TASK TO CARRY OUT: Copy each line of the records that contains the word "Canada".

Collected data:

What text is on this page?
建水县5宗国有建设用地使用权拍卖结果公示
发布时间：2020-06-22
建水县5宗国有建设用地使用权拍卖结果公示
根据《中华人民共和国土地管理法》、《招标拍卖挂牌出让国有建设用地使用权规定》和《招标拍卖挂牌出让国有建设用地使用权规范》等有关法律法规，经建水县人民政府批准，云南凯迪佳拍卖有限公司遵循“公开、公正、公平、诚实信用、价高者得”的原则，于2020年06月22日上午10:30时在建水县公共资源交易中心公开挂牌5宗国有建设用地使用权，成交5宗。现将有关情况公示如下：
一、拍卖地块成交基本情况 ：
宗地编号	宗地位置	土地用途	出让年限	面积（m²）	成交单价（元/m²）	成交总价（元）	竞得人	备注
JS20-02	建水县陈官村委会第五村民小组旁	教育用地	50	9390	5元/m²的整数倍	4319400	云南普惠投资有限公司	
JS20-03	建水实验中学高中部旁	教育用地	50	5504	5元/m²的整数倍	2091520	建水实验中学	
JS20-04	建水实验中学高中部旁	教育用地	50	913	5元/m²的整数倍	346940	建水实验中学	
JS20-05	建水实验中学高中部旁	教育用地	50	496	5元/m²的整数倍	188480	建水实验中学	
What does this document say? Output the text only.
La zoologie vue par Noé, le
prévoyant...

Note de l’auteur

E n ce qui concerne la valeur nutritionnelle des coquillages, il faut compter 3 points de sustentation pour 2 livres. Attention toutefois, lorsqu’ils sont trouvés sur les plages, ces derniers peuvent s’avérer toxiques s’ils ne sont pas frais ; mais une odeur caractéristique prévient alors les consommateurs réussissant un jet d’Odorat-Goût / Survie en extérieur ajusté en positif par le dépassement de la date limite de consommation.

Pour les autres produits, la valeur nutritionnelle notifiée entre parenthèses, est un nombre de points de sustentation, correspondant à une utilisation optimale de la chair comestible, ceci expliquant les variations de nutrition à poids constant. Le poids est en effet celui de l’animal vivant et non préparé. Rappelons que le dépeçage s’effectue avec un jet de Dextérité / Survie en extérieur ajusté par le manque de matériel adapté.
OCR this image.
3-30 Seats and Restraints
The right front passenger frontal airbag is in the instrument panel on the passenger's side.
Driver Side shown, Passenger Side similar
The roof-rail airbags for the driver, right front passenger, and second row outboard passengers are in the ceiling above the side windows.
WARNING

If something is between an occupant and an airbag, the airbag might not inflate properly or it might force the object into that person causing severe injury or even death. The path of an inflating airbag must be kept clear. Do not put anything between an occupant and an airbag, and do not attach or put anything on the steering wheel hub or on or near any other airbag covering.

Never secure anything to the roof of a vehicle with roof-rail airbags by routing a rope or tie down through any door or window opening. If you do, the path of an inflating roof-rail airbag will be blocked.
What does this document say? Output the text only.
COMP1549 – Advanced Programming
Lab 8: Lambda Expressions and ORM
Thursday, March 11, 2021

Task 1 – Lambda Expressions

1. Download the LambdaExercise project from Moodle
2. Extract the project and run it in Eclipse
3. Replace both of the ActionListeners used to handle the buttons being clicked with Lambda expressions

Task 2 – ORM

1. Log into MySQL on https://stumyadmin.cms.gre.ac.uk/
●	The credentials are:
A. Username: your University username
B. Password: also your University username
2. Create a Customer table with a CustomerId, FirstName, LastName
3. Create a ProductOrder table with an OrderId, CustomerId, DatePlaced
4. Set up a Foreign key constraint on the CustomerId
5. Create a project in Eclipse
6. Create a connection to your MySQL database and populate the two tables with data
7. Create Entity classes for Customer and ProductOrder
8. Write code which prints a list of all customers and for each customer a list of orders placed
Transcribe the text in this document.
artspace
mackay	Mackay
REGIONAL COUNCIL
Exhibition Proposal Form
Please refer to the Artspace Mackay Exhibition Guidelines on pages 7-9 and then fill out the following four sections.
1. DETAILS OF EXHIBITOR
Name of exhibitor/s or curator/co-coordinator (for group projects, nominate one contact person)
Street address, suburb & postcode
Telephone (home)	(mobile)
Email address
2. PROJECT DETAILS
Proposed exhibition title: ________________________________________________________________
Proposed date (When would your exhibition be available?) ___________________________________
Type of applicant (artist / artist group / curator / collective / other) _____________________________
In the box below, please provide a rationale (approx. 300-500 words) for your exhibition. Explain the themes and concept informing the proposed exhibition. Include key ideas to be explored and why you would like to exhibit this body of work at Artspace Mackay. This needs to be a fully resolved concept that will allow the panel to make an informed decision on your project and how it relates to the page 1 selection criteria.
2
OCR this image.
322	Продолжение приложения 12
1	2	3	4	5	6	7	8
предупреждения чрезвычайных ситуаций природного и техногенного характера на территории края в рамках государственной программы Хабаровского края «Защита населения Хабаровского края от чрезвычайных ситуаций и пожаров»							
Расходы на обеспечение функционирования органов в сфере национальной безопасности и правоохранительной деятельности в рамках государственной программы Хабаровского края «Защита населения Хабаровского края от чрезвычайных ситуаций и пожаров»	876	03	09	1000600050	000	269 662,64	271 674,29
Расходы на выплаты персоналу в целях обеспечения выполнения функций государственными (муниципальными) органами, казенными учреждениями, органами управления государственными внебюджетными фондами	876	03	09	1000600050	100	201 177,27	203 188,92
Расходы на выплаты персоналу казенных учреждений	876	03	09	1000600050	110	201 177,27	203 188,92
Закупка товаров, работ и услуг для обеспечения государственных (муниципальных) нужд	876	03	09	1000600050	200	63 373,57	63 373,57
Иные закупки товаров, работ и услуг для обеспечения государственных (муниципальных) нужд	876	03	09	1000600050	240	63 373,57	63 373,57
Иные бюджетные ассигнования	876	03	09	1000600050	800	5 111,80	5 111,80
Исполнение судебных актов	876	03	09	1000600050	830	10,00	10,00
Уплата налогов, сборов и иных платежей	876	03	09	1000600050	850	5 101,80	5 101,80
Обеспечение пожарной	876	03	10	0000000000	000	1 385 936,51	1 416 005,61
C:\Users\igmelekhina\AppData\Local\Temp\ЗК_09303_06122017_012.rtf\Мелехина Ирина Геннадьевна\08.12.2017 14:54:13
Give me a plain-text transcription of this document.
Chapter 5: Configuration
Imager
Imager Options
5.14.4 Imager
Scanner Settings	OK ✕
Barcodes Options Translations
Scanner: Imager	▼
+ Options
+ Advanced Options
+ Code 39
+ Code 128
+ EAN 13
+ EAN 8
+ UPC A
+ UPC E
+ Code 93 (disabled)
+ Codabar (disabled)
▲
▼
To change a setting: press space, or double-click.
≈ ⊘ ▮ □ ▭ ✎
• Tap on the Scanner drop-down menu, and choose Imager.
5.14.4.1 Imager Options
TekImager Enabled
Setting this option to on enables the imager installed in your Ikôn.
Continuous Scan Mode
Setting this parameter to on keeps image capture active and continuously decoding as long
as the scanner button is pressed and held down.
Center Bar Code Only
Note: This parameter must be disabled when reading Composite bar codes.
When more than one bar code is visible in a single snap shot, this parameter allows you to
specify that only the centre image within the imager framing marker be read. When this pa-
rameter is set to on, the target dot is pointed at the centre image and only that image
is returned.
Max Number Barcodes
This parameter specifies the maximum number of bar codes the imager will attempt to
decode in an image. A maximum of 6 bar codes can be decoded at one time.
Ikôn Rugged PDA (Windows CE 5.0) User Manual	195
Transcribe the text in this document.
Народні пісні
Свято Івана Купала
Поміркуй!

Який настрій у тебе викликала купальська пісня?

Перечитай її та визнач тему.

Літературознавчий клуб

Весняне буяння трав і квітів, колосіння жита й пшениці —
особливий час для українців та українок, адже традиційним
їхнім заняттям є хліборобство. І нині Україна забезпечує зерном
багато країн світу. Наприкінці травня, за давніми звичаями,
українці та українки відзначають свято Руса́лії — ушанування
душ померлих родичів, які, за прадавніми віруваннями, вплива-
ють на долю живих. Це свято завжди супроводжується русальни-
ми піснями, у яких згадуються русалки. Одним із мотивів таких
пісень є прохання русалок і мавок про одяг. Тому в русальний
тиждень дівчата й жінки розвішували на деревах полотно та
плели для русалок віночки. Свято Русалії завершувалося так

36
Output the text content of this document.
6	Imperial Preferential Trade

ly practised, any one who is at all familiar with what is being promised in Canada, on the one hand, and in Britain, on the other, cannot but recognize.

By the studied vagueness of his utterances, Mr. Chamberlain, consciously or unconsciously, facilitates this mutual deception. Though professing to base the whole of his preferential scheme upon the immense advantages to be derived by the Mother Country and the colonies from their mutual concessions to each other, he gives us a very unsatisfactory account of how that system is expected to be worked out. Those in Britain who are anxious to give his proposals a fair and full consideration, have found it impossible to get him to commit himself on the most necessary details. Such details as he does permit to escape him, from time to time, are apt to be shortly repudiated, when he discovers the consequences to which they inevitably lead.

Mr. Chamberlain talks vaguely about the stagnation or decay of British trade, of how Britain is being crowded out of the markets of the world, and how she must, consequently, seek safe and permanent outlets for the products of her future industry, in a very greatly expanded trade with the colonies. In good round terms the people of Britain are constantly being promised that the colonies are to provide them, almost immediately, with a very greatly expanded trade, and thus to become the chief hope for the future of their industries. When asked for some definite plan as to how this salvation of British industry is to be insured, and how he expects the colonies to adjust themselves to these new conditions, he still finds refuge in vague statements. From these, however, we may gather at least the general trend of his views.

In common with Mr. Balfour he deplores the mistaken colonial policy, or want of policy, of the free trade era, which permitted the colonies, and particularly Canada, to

OUTPUT OF THE EXERCISE:
ly practised, any one who is at all familiar with what is being promised in Canada, on the one hand, and in Britain, on the other, cannot but recognize.
In common with Mr. Balfour he deplores the mistaken colonial policy, or want of policy, of the free trade era, which permitted the colonies, and particularly Canada, to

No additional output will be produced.